* **Exercise details**
Copy out every record below exactly as written, but leave out any pictures.

start Exercise inputs

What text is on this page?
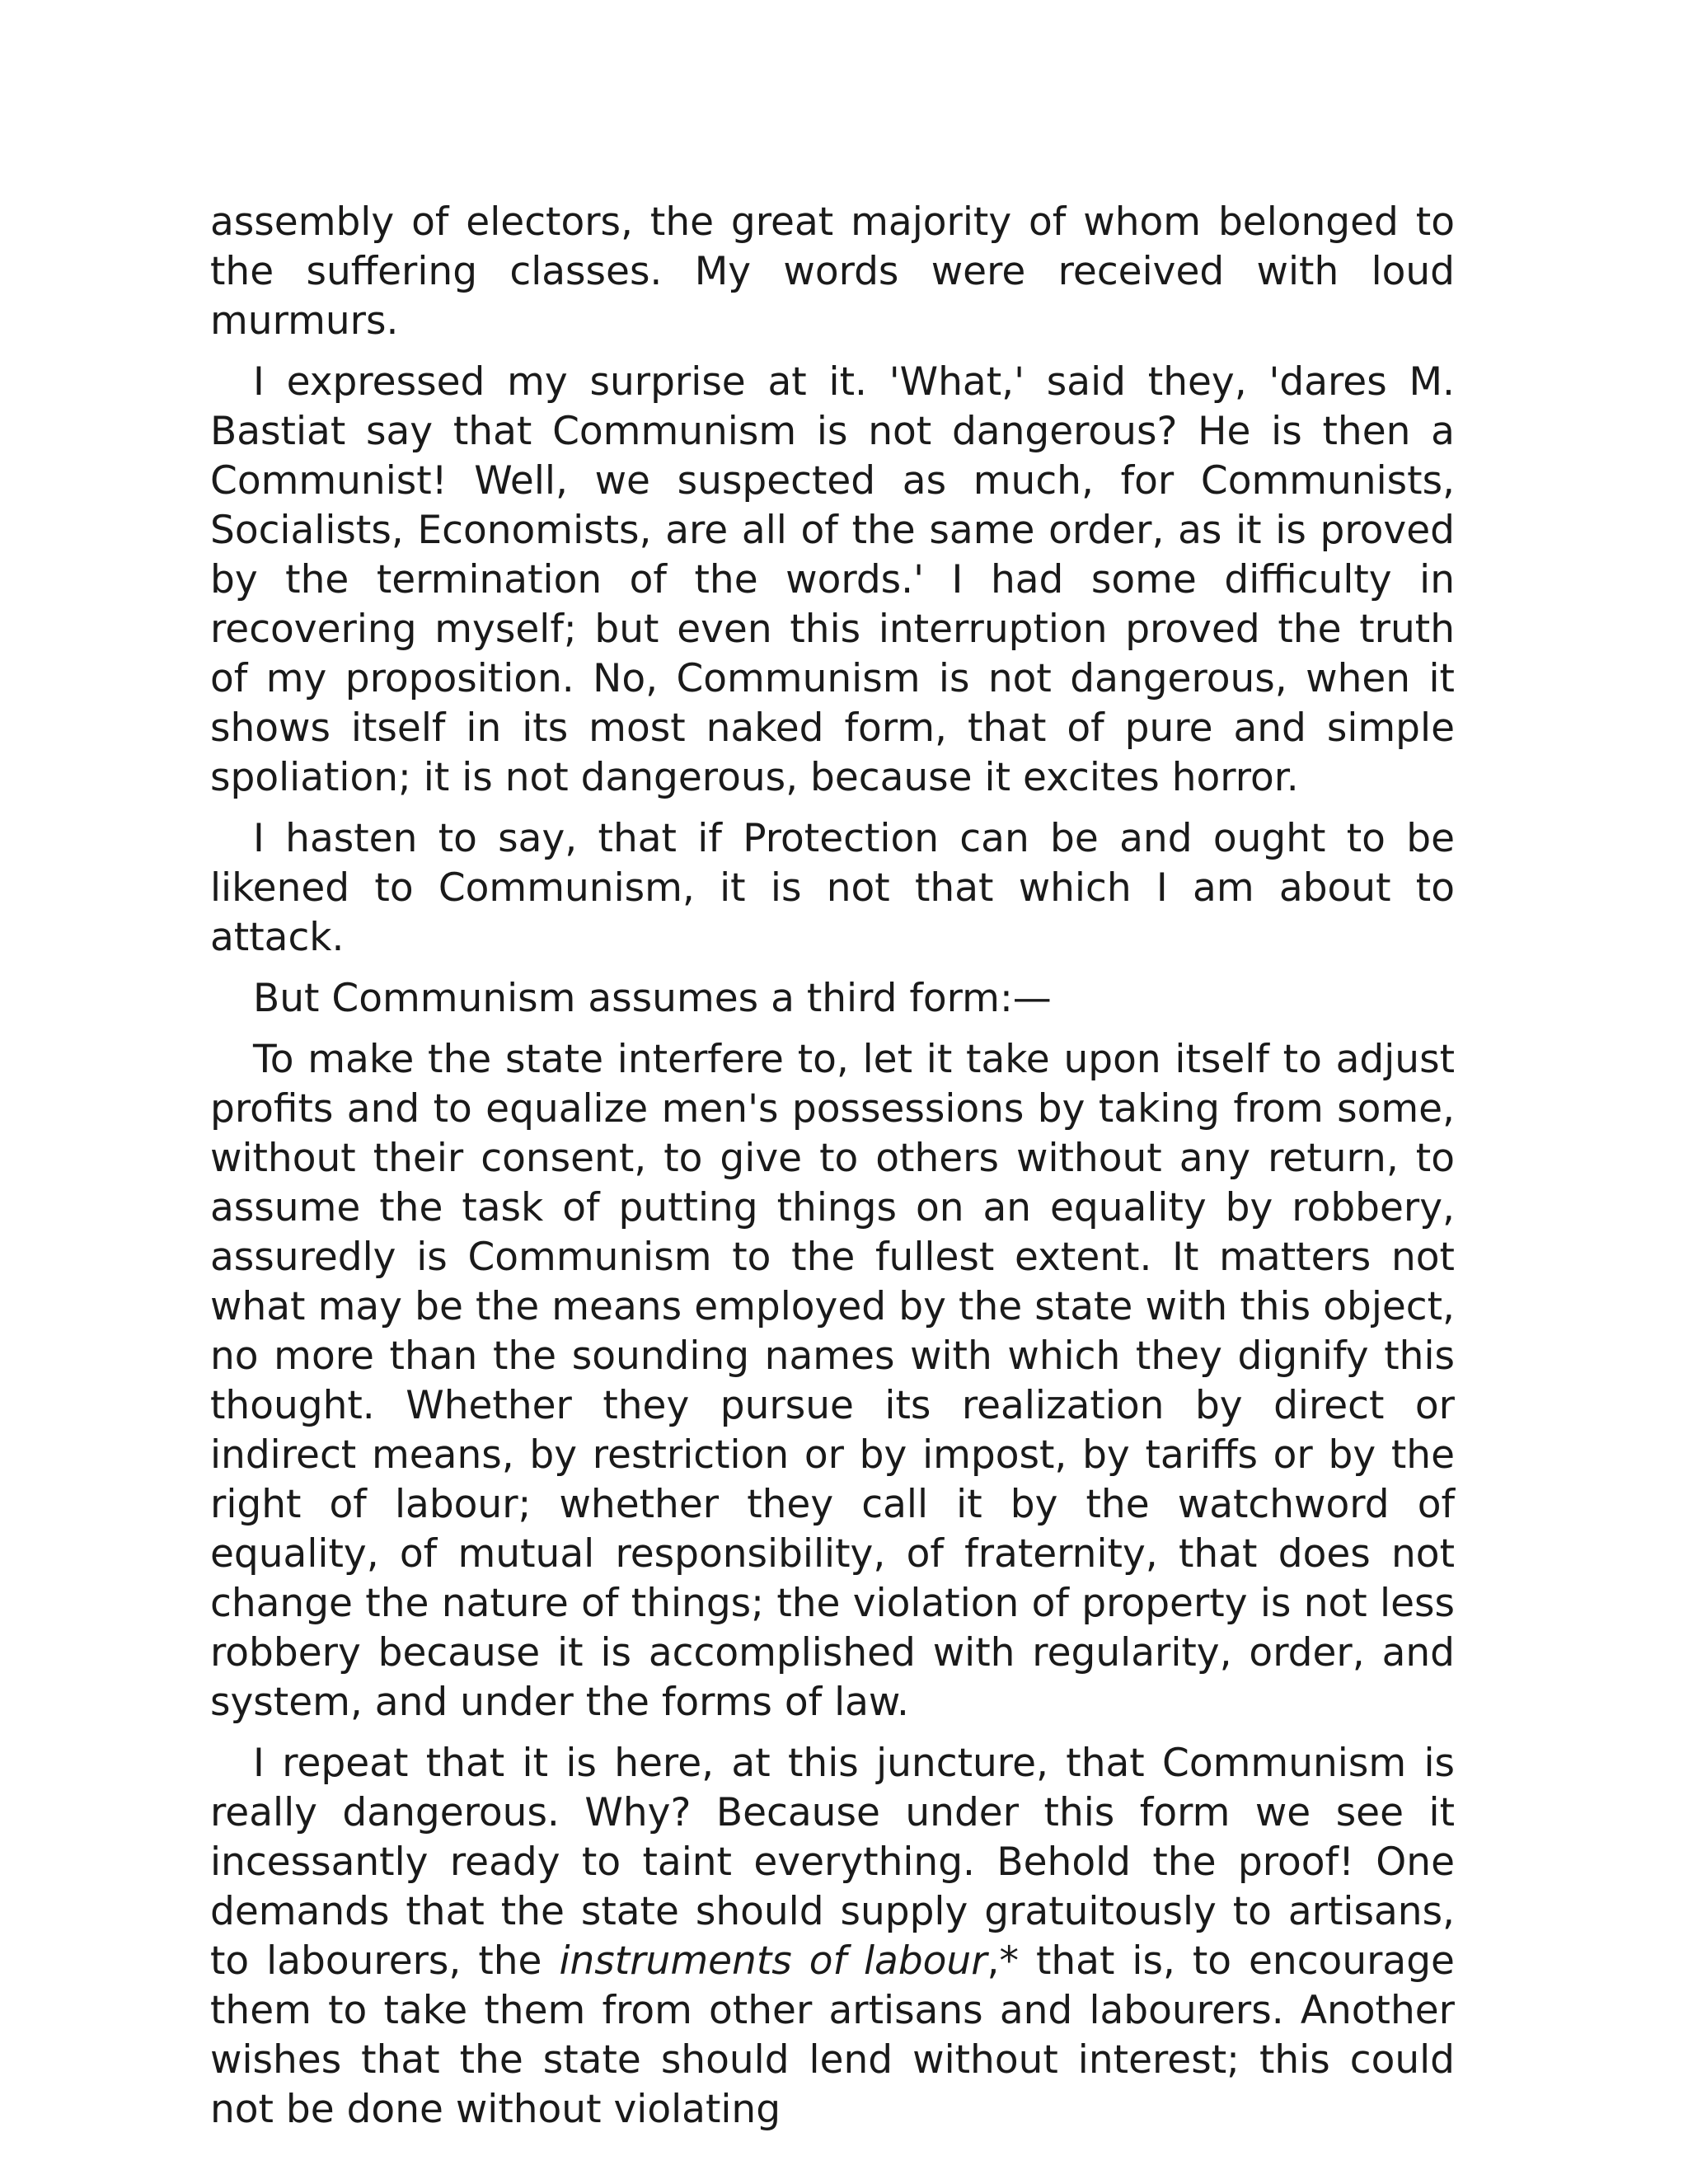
assembly of electors, the great majority of whom belonged to the suffering classes. My words were received with loud murmurs.

I expressed my surprise at it. 'What,' said they, 'dares M. Bastiat say that Communism is not dangerous? He is then a Communist! Well, we suspected as much, for Communists, Socialists, Economists, are all of the same order, as it is proved by the termination of the words.' I had some difficulty in recovering myself; but even this interruption proved the truth of my proposition. No, Communism is not dangerous, when it shows itself in its most naked form, that of pure and simple spoliation; it is not dangerous, because it excites horror.

I hasten to say, that if Protection can be and ought to be likened to Communism, it is not that which I am about to attack.

But Communism assumes a third form:—

To make the state interfere to, let it take upon itself to adjust profits and to equalize men's possessions by taking from some, without their consent, to give to others without any return, to assume the task of putting things on an equality by robbery, assuredly is Communism to the fullest extent. It matters not what may be the means employed by the state with this object, no more than the sounding names with which they dignify this thought. Whether they pursue its realization by direct or indirect means, by restriction or by impost, by tariffs or by the right of labour; whether they call it by the watchword of equality, of mutual responsibility, of fraternity, that does not change the nature of things; the violation of property is not less robbery because it is accomplished with regularity, order, and system, and under the forms of law.

I repeat that it is here, at this juncture, that Communism is really dangerous. Why? Because under this form we see it incessantly ready to taint everything. Behold the proof! One demands that the state should supply gratuitously to artisans, to labourers, the instruments of labour,* that is, to encourage them to take them from other artisans and labourers. Another wishes that the state should lend without interest; this could not be done without violating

end Exercise inputs

* **Exercise solution**
What text is on this page?
assembly of electors, the great majority of whom belonged to the suffering classes. My words were received with loud murmurs.

I expressed my surprise at it. 'What,' said they, 'dares M. Bastiat say that Communism is not dangerous? He is then a Communist! Well, we suspected as much, for Communists, Socialists, Economists, are all of the same order, as it is proved by the termination of the words.' I had some difficulty in recovering myself; but even this interruption proved the truth of my proposition. No, Communism is not dangerous, when it shows itself in its most naked form, that of pure and simple spoliation; it is not dangerous, because it excites horror.

I hasten to say, that if Protection can be and ought to be likened to Communism, it is not that which I am about to attack.

But Communism assumes a third form:—

To make the state interfere to, let it take upon itself to adjust profits and to equalize men's possessions by taking from some, without their consent, to give to others without any return, to assume the task of putting things on an equality by robbery, assuredly is Communism to the fullest extent. It matters not what may be the means employed by the state with this object, no more than the sounding names with which they dignify this thought. Whether they pursue its realization by direct or indirect means, by restriction or by impost, by tariffs or by the right of labour; whether they call it by the watchword of equality, of mutual responsibility, of fraternity, that does not change the nature of things; the violation of property is not less robbery because it is accomplished with regularity, order, and system, and under the forms of law.

I repeat that it is here, at this juncture, that Communism is really dangerous. Why? Because under this form we see it incessantly ready to taint everything. Behold the proof! One demands that the state should supply gratuitously to artisans, to labourers, the instruments of labour,* that is, to encourage them to take them from other artisans and labourers. Another wishes that the state should lend without interest; this could not be done without violating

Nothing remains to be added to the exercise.